Work to be completed
Each line that holds the word "Lieferungen" should be returned.

Entries taken from a collection:
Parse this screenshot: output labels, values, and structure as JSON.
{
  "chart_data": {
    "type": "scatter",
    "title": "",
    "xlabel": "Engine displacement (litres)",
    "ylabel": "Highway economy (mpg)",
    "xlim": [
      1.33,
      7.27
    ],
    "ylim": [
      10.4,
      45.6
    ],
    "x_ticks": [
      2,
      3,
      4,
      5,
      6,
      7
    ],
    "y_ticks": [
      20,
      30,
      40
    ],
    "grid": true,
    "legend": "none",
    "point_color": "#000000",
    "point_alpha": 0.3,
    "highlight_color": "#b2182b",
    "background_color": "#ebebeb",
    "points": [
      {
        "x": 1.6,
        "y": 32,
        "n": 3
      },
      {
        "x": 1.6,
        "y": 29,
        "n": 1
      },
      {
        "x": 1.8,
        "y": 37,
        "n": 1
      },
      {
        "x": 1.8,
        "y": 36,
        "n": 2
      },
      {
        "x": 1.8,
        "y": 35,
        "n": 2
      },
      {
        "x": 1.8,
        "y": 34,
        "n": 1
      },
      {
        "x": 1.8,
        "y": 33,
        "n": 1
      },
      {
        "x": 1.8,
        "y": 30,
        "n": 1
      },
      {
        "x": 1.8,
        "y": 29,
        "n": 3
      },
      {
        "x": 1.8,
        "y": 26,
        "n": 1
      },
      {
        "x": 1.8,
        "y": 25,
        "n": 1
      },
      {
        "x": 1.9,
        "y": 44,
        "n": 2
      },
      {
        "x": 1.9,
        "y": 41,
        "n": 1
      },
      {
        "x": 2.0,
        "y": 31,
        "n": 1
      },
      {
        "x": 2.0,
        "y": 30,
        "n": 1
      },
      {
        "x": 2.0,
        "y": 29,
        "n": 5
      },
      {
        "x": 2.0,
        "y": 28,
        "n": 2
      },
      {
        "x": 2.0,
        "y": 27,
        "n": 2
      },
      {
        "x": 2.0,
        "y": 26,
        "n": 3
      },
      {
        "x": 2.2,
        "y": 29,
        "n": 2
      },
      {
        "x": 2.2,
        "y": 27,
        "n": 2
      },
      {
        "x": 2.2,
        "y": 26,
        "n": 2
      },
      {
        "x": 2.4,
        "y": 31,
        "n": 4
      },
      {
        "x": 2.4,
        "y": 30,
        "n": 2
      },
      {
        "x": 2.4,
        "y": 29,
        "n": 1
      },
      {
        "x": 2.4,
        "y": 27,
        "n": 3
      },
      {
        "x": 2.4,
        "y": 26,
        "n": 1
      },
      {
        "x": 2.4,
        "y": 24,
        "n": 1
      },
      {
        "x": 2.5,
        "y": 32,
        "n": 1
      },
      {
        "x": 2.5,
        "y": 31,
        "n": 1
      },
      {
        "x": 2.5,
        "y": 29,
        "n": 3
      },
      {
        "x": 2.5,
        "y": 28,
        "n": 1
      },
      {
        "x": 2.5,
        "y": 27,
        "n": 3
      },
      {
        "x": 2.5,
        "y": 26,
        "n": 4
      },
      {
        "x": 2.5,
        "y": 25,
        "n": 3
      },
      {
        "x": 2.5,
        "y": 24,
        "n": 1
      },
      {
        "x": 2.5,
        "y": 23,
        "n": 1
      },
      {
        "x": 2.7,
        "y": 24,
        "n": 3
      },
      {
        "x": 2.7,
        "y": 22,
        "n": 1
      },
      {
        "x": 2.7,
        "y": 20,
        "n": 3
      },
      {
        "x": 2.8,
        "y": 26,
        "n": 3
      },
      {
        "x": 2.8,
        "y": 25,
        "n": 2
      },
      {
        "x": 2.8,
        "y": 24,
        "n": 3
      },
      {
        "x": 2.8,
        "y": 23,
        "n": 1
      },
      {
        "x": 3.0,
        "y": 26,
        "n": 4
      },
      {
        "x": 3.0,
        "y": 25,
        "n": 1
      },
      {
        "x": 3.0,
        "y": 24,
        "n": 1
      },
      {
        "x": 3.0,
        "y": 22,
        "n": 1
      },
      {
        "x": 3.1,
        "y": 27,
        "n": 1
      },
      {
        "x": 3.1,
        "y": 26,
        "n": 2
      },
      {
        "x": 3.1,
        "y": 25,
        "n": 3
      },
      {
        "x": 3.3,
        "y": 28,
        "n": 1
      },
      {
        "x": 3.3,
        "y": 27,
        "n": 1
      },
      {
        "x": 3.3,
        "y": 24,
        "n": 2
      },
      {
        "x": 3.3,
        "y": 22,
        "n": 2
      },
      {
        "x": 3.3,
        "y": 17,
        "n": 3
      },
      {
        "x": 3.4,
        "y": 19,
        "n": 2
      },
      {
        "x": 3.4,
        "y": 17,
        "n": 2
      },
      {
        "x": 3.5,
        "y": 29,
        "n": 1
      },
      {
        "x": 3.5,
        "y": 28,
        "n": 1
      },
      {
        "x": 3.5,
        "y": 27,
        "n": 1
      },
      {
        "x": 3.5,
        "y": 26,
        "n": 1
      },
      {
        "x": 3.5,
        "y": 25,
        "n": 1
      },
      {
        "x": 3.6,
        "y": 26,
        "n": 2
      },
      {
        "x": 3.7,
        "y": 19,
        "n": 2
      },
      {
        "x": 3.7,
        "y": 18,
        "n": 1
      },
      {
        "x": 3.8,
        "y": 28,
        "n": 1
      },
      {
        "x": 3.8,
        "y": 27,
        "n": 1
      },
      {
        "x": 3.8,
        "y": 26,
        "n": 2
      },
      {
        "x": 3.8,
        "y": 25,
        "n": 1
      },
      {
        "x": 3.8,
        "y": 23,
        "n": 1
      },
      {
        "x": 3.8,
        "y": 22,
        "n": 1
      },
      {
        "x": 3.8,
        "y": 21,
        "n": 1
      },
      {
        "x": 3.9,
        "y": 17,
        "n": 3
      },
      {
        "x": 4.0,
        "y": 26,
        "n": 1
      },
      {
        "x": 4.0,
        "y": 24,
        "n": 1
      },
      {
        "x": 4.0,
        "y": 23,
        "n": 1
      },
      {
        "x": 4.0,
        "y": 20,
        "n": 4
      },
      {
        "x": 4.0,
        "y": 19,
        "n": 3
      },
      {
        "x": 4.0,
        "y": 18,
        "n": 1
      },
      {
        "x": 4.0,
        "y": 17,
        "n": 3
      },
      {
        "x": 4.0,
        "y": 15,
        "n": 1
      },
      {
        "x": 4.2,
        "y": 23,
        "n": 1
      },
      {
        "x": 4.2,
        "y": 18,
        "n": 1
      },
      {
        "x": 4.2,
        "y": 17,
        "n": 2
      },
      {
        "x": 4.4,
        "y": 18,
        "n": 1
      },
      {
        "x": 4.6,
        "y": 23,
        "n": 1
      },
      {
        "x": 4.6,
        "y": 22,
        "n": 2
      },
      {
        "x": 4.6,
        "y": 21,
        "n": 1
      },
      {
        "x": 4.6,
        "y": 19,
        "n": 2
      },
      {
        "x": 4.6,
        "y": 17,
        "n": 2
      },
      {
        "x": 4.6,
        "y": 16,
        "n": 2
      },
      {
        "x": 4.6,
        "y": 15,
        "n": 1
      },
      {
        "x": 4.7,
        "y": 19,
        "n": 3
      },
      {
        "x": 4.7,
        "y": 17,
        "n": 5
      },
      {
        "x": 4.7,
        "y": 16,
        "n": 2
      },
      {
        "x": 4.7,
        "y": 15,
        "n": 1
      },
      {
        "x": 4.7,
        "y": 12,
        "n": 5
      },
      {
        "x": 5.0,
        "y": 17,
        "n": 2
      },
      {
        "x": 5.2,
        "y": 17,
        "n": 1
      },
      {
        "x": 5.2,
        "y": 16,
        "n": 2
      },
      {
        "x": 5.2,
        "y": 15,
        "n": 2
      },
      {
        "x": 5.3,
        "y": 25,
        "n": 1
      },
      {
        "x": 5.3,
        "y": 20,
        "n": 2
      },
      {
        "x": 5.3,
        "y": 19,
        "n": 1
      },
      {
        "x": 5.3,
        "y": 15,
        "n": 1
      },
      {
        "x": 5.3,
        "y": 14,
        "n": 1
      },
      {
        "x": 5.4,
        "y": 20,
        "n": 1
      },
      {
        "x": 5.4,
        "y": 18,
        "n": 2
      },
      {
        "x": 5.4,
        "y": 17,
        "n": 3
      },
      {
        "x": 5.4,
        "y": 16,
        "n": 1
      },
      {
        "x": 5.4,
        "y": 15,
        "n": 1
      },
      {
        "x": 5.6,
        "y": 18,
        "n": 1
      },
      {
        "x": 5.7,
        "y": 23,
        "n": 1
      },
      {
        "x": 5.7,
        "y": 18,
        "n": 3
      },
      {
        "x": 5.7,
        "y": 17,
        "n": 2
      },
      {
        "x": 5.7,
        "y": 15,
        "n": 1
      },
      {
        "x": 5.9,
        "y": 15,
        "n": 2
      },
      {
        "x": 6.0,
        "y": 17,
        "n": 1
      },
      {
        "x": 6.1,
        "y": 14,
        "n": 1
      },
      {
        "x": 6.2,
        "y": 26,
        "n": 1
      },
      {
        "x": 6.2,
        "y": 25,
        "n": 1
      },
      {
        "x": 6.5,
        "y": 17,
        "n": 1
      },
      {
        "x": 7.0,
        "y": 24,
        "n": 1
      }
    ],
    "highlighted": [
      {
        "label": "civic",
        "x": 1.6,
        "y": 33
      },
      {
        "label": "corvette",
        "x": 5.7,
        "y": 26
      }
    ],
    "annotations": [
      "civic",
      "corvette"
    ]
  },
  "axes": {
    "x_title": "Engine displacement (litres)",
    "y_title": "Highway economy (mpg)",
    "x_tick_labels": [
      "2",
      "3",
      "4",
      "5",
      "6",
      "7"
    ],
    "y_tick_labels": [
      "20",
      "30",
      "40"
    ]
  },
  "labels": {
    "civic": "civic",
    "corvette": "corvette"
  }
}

---

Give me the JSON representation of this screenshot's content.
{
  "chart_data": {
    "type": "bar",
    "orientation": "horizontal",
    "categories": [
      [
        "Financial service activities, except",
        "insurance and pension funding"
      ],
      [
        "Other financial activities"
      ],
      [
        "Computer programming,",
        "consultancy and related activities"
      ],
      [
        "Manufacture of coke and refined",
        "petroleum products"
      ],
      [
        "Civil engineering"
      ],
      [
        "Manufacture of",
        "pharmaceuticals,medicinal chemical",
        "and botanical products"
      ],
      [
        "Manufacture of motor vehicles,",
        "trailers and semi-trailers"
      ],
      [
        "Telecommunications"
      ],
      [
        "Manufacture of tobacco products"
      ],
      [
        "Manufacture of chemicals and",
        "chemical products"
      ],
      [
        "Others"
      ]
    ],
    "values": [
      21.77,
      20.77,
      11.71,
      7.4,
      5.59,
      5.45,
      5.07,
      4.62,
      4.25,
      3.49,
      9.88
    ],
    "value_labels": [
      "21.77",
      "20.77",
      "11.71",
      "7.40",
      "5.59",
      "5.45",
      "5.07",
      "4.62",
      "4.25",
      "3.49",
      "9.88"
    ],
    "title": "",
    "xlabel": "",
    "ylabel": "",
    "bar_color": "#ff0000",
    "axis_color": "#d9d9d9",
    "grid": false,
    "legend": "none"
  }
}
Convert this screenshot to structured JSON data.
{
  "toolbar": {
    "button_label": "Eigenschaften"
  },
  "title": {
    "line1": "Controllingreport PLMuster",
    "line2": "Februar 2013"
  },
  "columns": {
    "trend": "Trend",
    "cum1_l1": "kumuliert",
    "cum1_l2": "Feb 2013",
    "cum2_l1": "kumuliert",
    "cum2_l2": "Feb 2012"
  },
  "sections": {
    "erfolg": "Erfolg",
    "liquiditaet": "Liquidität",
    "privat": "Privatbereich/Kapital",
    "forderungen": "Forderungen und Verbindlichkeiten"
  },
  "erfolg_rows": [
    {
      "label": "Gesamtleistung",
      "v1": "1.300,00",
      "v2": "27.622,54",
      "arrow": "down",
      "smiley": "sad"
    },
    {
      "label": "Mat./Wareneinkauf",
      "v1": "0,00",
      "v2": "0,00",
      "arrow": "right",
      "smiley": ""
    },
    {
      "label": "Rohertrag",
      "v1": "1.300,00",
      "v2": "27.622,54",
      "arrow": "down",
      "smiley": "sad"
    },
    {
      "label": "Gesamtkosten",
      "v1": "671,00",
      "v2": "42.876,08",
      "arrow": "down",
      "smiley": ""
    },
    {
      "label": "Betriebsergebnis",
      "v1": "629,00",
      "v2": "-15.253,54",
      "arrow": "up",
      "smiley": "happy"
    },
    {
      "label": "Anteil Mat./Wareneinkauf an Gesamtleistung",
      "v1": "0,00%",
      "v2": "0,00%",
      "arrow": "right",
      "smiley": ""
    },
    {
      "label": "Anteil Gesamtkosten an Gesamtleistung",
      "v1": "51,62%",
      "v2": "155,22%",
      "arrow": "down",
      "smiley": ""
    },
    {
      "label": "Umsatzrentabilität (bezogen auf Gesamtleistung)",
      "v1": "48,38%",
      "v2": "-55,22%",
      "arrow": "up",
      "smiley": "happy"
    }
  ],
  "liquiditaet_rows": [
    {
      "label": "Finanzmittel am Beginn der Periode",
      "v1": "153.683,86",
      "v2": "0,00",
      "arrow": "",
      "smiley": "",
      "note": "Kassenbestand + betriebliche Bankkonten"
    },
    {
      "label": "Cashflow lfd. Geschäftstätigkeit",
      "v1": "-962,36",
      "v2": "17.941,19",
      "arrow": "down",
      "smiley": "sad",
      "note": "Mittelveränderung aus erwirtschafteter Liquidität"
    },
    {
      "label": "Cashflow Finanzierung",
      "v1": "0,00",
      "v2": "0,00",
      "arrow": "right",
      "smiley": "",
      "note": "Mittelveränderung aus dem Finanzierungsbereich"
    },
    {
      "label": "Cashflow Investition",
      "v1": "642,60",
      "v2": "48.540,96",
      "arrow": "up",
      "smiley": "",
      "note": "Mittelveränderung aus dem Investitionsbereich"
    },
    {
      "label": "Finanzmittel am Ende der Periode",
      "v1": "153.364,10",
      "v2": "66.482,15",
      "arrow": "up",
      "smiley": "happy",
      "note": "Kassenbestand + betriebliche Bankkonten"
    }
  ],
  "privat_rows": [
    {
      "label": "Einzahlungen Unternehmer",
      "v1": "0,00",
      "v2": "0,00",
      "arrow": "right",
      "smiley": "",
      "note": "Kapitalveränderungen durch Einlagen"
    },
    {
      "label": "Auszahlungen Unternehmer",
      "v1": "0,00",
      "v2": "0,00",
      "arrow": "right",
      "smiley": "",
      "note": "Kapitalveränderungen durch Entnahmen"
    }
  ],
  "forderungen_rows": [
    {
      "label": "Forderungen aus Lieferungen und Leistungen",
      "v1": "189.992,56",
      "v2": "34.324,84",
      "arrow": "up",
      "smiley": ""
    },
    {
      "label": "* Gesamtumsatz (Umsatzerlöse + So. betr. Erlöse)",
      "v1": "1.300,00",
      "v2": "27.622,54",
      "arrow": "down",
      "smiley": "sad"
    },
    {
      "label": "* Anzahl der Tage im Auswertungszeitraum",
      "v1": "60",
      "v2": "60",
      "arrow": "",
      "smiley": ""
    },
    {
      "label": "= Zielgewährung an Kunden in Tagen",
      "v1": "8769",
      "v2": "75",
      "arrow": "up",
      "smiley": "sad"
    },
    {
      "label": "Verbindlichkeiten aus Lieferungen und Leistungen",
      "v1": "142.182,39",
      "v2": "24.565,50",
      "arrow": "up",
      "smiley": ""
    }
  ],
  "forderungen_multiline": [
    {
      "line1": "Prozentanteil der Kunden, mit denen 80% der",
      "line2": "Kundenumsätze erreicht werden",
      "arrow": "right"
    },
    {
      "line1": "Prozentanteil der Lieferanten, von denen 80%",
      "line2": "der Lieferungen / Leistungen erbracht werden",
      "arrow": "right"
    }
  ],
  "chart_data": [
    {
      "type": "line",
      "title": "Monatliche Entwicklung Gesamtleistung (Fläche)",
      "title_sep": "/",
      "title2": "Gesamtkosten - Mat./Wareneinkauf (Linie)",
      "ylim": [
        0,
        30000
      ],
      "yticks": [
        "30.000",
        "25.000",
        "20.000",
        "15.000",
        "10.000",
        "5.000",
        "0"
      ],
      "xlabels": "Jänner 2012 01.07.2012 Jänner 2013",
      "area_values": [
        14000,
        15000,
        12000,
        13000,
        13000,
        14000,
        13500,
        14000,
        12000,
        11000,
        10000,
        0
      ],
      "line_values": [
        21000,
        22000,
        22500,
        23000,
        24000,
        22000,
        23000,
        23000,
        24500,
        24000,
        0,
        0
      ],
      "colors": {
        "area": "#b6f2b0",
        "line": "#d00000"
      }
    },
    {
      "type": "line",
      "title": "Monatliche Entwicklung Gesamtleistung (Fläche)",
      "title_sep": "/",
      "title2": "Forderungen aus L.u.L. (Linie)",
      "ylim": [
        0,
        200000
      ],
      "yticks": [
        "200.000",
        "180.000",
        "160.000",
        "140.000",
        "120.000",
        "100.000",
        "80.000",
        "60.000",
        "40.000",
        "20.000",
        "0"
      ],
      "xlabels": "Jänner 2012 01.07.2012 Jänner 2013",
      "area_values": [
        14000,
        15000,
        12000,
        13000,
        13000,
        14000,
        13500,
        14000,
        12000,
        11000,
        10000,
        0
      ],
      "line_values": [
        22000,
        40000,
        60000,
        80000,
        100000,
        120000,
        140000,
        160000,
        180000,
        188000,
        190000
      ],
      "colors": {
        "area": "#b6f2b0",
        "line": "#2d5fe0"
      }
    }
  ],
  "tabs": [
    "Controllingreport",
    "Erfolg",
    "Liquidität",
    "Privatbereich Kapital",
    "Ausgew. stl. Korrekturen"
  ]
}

...

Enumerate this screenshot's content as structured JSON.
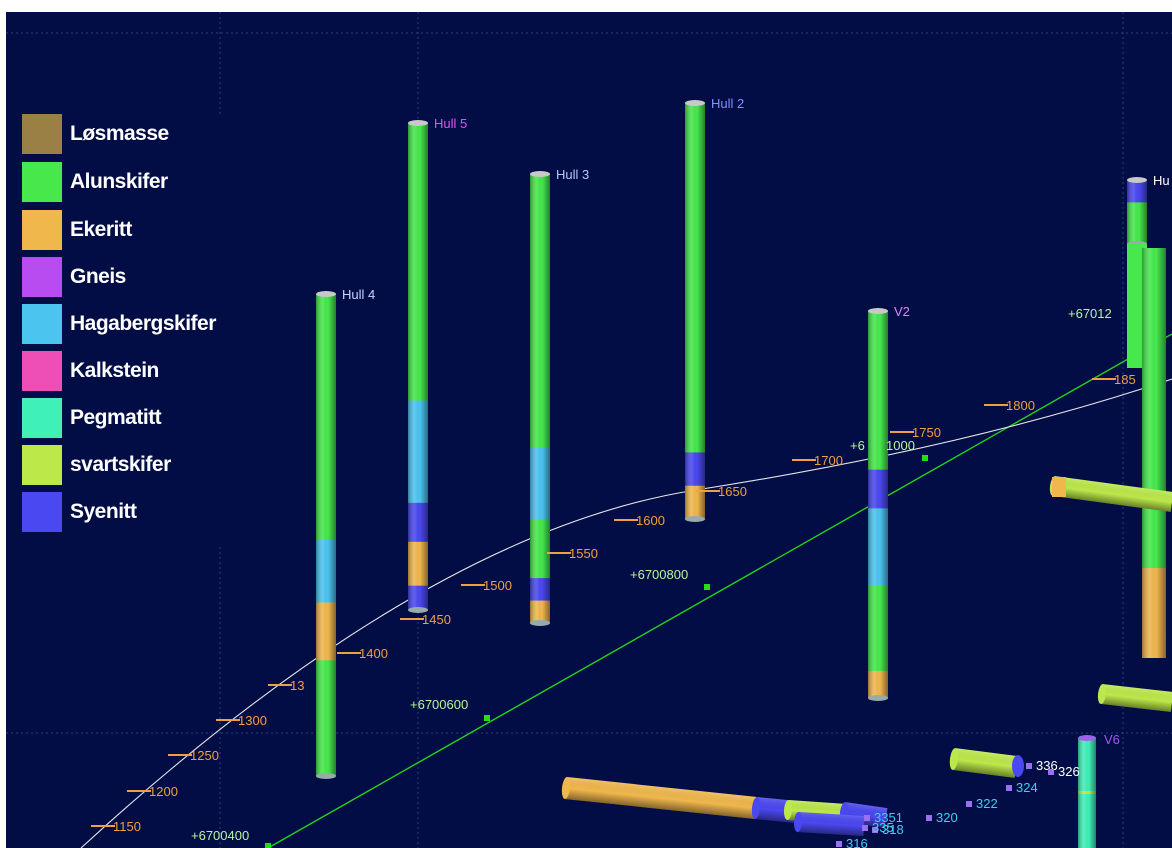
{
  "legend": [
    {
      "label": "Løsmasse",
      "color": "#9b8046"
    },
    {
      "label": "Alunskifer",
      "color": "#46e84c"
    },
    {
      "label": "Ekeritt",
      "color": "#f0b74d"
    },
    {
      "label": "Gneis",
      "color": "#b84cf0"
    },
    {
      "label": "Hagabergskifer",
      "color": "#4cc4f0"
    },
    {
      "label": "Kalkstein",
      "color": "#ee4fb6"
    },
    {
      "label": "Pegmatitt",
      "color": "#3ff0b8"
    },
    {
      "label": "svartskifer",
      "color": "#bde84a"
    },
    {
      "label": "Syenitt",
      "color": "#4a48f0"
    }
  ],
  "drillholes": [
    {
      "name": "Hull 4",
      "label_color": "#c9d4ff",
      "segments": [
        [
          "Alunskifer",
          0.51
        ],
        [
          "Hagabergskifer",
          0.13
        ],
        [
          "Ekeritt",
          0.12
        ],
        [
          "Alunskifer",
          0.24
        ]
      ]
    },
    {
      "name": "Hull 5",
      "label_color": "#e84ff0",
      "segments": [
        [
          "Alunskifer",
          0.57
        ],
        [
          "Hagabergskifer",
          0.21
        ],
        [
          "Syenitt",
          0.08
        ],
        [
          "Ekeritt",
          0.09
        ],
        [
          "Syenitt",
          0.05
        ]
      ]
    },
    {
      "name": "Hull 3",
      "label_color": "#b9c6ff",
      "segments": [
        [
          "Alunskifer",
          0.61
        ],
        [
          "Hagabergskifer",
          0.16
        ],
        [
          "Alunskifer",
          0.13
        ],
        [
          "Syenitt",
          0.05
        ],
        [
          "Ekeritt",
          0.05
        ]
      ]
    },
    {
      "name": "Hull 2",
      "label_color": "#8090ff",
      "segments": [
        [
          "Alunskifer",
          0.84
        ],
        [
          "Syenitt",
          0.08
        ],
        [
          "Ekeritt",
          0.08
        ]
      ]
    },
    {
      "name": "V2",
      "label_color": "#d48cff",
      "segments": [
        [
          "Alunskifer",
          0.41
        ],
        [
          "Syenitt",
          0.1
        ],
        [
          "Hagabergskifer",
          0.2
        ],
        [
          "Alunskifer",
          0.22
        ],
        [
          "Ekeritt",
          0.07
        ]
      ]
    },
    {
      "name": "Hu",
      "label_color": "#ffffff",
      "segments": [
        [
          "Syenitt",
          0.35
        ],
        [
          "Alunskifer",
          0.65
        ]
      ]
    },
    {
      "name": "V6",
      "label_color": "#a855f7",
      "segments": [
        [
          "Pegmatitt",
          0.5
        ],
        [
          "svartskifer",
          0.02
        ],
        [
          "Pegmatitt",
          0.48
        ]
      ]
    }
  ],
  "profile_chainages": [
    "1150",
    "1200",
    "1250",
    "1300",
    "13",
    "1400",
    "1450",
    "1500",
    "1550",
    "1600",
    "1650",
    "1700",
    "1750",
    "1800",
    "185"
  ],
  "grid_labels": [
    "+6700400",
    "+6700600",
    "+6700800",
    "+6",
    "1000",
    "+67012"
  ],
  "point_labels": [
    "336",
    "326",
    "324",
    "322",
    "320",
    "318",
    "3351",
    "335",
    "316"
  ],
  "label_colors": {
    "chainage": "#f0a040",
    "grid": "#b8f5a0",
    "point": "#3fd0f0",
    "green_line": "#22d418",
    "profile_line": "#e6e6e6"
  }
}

Full response
      "label": "Forderungen aus Lieferungen und Leistungen",
      "label": "Verbindlichkeiten aus Lieferungen und Leistungen",
      "line2": "der Lieferungen / Leistungen erbracht werden",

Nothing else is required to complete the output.